- GIVEN PASSAGE
* * * * * * * * *
Serialization Formats

Supports modern RDF 1.2 specifications (2024):

  • N-Triples - Line-based, simple (fastest parsing)
  • N-Quads - N-Triples with named graphs
  • Turtle - Human-readable (best for debugging)
  • JSON-LD - Linked data (web integration)

Algorithms

Centrality ([algo::centrality])

Algorithm Question Module
Degree How many connections? [algo::centrality::degree_centrality]
Betweenness Bridge between communities? [algo::centrality::betweenness_centrality]
Closeness How close to everyone? [algo::centrality::closeness_centrality]
Eigenvector Connected to important nodes? [algo::centrality::eigenvector_centrality]
Katz Reachable via damped paths? [algo::centrality::katz_centrality]
PageRank Random walk equilibrium? [algo::pagerank::pagerank]
HITS Hub or authority? [algo::centrality::hits]

Other Algorithms

  • [algo::random_walk] - Node2Vec style random walks (biased BFS/DFS)
  • [algo::components] - Connected components (graph structure)
  • [algo::sampling] - Neighbor sampling for mini-batch GNN training

When to Use Which Structure

Task Structure Why
Node classification KnowledgeGraph Homogeneous GCN/GAT
Link prediction HeteroGraph Relation types matter
Knowledge completion HeteroGraph + embeddings TransE, RotatE, BoxE
Graph classification KnowledgeGraph Global pooling over nodes

Example

use lattix::{Triple, KnowledgeGraph};

let mut kg = KnowledgeGraph::new();

// Add triples
kg.add_triple(Triple::new("Apple", "founded_by", "Steve Jobs"));
kg.add_triple(Triple::new("Apple", "headquartered_in", "Cupertino"));
kg.add_triple(Triple::new("Steve Jobs", "born_in", "San Francisco"));

// Query
let apple_relations = kg.relations_from("Apple");
assert_eq!(apple_relations.len(), 2);
* * * * * * * * *
- GIVEN DATA
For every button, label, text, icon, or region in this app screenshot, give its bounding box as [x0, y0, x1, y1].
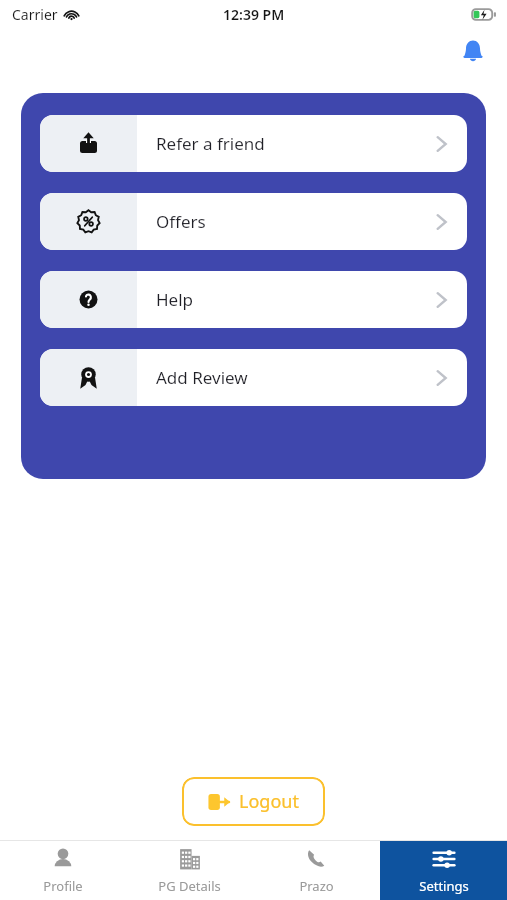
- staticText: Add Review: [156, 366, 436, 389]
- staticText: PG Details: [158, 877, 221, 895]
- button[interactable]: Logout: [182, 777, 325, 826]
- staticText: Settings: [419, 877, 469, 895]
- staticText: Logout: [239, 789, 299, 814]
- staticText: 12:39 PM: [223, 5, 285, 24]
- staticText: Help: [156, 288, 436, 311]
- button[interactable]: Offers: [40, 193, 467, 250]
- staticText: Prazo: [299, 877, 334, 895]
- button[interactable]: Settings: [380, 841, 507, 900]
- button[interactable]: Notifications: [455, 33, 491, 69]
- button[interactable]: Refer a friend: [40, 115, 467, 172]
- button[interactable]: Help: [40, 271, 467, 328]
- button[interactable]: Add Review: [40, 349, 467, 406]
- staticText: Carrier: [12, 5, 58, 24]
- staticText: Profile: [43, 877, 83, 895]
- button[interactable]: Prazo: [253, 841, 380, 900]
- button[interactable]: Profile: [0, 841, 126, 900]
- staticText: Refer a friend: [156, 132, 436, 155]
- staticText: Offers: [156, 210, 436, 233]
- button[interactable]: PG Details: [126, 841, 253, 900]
* * * * * * * * *
- REQUEST 1
In the lattix documentation, condense the paragraph beginning "Supports modern RDF 1.2 specifications" into a single sentence that keeps each format and what it is noted for.
- REQUEST 2
Write out everything in the lattix documentation from "Serialization Formats" down to "Centrality ([algo::centrality])", keeping the wording unchanged.
- REQUEST 3
Answer these questions from the lattix documentation:
(a) Which serialization format is listed as best for debugging?
(b) Which structure is recommended for link prediction?
(c) In the example, what length does the assertion expect for apple_relations?

- SOLUTION 1
It supports the 2024 RDF 1.2 specifications in four formats: N-Triples (line-based and simple, with the fastest parsing), N-Quads (N-Triples with named graphs), Turtle (human-readable, best for debugging) and JSON-LD (linked data for web integration).

- SOLUTION 2
Serialization Formats

Supports modern RDF 1.2 specifications (2024):

  • N-Triples - Line-based, simple (fastest parsing)
  • N-Quads - N-Triples with named graphs
  • Turtle - Human-readable (best for debugging)
  • JSON-LD - Linked data (web integration)

Algorithms

Centrality ([algo::centrality])

- SOLUTION 3
(a) Turtle
(b) HeteroGraph
(c) 2